Using the information:
a) In the Irene Tobar profile, what playing position is listed?
b) Carry on the Irene Tobar profile after its last line.

Reading passage:
Irene Tobar

Personal information
- Full name: Irene Lissette Tobar Mera
- Date of birth: 5 May 1989 (age 37)
- Place of birth: Guayaquil, Ecuador
- Height: 1.66 m (5 ft 5+1⁄2 in)
- Position: Goalkeeper

Team information
- Current team: Al-Amal
- Number: 1

Senior career*
- Years: Team / Apps / (Gls)
- 2009–2013: Guayas selection / 6 / (0)
- 2013–2015: Rocafuerte FC
- 2015: 7 de Febrero
- 2015: Unión Española
- 2016: Manchester FC
- 2016-2018: Unión Española
- 2018-2019: Universidad Católica
- 2019-2022: Real Cartagena
- 2022-2024: Dragonas IDV
- 2024-: Al Amal / 7 / (0)

Information shown:
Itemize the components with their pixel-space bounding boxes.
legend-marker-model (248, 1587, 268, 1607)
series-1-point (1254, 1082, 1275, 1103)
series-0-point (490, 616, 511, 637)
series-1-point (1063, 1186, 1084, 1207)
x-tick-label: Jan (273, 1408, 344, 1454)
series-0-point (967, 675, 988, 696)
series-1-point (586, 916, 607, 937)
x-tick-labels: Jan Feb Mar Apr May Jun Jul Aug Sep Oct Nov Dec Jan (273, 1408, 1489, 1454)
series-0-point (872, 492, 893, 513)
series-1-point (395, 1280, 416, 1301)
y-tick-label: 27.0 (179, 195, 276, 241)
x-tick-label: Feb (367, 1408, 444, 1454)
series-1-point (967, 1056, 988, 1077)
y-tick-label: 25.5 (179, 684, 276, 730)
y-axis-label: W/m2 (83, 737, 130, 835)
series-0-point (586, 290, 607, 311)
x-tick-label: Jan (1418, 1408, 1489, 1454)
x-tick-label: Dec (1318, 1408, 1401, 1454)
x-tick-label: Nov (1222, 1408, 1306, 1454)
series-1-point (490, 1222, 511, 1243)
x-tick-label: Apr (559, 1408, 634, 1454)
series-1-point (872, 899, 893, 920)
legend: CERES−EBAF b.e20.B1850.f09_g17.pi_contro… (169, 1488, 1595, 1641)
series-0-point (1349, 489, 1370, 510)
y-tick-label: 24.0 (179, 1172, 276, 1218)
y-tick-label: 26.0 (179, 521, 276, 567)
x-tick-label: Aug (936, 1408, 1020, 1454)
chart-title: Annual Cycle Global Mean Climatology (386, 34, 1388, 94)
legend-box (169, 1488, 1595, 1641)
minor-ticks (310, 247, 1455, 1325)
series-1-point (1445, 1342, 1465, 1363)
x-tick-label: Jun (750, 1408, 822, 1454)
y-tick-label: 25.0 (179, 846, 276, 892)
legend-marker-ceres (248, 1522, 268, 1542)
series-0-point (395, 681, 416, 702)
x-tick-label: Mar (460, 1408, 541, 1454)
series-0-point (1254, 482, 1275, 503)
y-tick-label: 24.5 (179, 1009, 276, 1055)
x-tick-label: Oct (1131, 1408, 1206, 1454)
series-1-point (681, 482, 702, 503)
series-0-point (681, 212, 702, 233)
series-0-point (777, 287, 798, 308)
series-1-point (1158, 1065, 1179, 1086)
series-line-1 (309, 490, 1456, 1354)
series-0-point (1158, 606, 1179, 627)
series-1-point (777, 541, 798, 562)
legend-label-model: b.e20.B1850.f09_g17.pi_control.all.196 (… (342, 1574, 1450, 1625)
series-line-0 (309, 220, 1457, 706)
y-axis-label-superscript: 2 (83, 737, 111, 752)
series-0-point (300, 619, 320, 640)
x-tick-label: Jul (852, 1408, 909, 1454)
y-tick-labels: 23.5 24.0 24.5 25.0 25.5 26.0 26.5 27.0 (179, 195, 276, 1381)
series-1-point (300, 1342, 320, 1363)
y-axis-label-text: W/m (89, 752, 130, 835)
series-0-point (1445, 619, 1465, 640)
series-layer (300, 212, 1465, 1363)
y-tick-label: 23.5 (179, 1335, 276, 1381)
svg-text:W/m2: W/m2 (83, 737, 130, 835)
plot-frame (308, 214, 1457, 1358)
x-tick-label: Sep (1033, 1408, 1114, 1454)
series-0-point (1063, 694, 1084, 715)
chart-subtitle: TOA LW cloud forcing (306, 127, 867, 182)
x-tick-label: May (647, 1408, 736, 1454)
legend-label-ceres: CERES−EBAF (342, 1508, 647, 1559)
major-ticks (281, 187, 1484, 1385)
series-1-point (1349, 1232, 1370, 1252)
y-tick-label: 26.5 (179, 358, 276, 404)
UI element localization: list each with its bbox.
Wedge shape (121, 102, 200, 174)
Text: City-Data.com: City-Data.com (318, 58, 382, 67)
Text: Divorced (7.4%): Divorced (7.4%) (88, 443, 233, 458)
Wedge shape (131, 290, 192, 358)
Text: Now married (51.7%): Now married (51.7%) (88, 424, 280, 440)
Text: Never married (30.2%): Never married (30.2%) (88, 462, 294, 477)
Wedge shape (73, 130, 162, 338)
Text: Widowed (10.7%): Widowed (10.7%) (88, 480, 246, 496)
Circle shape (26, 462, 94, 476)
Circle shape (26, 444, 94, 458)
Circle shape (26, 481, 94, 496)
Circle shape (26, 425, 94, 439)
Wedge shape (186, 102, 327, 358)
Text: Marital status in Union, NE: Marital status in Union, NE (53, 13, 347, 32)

Numbered answers:
a) Goalkeeper

b)
International career^{‡}
- 2015-2021: Ecuador / 10 / (0)

= Irene Tobar =

Ecuadorian footballer (born 1989)

Irene Tobar (born 5 May 1989) is an Ecuadorian professional footballer who plays for Al-Amal. She was part of the Ecuadorian squad for the 2015 FIFA Women's World Cup.